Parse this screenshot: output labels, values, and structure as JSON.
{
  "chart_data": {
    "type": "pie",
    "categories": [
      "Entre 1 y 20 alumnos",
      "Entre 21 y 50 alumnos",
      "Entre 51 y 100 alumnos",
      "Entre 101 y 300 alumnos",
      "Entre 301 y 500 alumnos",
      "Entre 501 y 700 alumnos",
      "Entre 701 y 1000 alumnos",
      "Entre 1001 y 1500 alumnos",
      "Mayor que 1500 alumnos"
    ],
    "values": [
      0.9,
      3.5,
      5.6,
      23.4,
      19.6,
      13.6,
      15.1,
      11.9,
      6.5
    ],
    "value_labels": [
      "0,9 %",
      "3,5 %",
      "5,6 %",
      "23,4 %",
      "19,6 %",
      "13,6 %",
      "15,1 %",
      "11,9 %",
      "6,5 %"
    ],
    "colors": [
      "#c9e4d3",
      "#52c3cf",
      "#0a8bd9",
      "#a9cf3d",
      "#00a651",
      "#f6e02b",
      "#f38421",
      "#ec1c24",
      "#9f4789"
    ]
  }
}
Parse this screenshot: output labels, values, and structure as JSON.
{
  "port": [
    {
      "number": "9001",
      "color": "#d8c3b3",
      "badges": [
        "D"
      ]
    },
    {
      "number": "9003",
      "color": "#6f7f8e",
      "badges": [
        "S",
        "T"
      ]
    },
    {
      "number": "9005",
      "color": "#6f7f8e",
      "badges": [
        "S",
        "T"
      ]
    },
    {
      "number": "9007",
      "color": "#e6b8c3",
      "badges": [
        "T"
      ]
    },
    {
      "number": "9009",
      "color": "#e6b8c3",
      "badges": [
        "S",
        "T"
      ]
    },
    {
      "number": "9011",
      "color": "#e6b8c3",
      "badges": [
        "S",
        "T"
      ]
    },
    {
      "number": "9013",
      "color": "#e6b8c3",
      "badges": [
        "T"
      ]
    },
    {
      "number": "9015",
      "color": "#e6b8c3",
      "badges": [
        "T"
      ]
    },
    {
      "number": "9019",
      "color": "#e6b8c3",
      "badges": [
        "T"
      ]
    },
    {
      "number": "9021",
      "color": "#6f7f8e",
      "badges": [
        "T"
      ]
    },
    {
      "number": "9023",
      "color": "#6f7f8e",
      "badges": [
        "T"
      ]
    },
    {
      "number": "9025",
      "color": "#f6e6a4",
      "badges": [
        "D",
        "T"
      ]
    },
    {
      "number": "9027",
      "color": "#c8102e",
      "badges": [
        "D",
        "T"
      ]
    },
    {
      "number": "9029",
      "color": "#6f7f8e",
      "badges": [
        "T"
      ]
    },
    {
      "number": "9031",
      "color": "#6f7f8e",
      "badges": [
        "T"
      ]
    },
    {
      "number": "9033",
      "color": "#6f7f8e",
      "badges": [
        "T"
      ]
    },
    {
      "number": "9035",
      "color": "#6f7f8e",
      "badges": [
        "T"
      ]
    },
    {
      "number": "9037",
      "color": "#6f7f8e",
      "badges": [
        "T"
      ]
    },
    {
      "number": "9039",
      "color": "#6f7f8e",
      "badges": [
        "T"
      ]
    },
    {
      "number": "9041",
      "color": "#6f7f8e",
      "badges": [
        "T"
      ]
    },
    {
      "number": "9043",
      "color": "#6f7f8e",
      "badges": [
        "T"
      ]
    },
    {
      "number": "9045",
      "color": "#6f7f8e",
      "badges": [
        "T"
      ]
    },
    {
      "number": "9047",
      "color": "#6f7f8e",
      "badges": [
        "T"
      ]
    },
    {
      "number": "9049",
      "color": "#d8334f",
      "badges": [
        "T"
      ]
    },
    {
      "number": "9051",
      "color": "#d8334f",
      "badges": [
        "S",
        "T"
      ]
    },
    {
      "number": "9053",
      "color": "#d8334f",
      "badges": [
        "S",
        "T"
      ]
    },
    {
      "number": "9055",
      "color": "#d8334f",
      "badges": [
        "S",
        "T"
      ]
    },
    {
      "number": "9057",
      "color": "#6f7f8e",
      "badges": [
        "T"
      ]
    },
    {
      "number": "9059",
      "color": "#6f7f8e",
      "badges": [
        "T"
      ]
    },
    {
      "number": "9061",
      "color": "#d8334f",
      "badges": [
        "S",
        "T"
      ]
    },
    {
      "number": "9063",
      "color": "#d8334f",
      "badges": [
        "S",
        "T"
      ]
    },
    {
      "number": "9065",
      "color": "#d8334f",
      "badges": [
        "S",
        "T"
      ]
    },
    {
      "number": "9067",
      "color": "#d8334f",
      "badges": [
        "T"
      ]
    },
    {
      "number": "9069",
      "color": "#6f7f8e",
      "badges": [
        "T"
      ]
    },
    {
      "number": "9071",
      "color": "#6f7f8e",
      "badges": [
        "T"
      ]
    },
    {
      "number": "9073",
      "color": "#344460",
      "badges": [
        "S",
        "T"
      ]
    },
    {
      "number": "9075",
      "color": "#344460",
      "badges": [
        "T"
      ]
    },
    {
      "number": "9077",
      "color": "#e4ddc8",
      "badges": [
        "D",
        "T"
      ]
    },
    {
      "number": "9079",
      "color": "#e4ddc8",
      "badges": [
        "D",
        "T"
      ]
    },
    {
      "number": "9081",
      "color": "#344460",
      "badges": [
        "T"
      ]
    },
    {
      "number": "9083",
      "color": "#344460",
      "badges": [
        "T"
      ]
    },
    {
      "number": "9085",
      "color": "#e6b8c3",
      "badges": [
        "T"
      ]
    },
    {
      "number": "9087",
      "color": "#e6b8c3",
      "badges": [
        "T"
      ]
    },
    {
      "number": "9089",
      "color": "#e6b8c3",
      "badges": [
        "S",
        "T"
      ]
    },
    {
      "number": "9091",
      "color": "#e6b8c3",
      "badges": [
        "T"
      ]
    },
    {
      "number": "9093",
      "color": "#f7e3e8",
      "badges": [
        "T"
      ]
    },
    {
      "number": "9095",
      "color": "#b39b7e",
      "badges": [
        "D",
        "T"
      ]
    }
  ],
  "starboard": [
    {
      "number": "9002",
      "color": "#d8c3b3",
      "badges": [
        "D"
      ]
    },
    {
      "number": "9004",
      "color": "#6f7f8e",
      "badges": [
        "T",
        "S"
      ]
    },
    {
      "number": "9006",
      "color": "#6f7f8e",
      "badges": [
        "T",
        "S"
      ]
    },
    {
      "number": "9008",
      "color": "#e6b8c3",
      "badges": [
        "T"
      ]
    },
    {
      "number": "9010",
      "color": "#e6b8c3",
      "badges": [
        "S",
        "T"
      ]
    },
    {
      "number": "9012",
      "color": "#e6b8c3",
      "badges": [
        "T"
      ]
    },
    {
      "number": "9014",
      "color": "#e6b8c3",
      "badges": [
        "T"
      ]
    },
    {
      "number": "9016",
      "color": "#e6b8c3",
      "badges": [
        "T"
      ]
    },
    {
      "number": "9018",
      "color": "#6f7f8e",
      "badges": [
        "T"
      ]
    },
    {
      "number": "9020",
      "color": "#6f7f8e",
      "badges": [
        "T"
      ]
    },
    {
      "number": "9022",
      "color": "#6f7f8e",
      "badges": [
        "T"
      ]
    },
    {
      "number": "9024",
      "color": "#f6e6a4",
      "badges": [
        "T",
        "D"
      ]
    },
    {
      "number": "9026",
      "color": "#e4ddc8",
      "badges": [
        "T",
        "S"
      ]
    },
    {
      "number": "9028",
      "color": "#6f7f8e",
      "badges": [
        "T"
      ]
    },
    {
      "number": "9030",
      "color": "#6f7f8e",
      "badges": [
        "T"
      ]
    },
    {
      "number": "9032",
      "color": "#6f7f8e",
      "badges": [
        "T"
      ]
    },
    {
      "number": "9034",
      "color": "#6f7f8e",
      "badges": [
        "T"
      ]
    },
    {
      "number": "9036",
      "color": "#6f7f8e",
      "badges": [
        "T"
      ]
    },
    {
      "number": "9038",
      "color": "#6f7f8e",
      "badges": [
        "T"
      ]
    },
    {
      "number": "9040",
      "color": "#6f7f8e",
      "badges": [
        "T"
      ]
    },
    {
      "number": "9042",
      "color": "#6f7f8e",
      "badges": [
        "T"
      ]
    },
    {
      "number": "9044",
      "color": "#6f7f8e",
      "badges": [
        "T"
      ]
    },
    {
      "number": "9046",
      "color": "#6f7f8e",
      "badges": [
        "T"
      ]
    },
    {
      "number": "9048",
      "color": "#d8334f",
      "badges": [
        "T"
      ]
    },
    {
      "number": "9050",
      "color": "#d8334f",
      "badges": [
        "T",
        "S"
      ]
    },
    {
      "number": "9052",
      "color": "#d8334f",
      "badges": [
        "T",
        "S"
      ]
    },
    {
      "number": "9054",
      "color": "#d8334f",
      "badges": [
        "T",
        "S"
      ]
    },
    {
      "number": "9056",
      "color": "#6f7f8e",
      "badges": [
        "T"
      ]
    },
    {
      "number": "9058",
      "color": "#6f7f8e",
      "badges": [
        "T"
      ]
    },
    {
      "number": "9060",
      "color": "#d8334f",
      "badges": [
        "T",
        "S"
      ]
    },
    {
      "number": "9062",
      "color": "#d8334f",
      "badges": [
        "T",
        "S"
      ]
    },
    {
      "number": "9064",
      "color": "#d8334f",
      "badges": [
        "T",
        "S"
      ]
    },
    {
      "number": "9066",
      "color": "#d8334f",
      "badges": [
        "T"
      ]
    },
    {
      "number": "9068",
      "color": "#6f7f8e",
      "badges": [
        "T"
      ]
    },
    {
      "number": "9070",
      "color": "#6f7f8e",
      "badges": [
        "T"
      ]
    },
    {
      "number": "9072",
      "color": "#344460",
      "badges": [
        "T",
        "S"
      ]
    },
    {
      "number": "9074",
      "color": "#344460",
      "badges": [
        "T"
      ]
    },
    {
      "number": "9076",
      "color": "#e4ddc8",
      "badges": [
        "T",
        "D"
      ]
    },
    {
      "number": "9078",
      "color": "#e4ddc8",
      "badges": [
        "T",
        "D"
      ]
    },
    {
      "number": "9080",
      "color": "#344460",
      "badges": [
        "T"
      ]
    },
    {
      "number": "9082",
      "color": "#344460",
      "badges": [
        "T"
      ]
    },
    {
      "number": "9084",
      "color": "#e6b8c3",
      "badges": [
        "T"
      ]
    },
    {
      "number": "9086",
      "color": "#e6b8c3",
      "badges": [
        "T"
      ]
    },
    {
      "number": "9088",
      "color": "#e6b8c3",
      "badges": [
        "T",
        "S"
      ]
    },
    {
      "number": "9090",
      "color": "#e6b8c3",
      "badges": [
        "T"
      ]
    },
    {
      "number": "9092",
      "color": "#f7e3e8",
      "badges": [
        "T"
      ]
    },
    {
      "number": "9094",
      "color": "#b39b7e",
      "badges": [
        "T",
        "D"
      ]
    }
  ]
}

What this task involves: Search the lines above for the string "alumnos" and copy each line that has it.

Written answer:
      "Entre 1 y 20 alumnos",
      "Entre 21 y 50 alumnos",
      "Entre 51 y 100 alumnos",
      "Entre 101 y 300 alumnos",
      "Entre 301 y 500 alumnos",
      "Entre 501 y 700 alumnos",
      "Entre 701 y 1000 alumnos",
      "Entre 1001 y 1500 alumnos",
      "Mayor que 1500 alumnos"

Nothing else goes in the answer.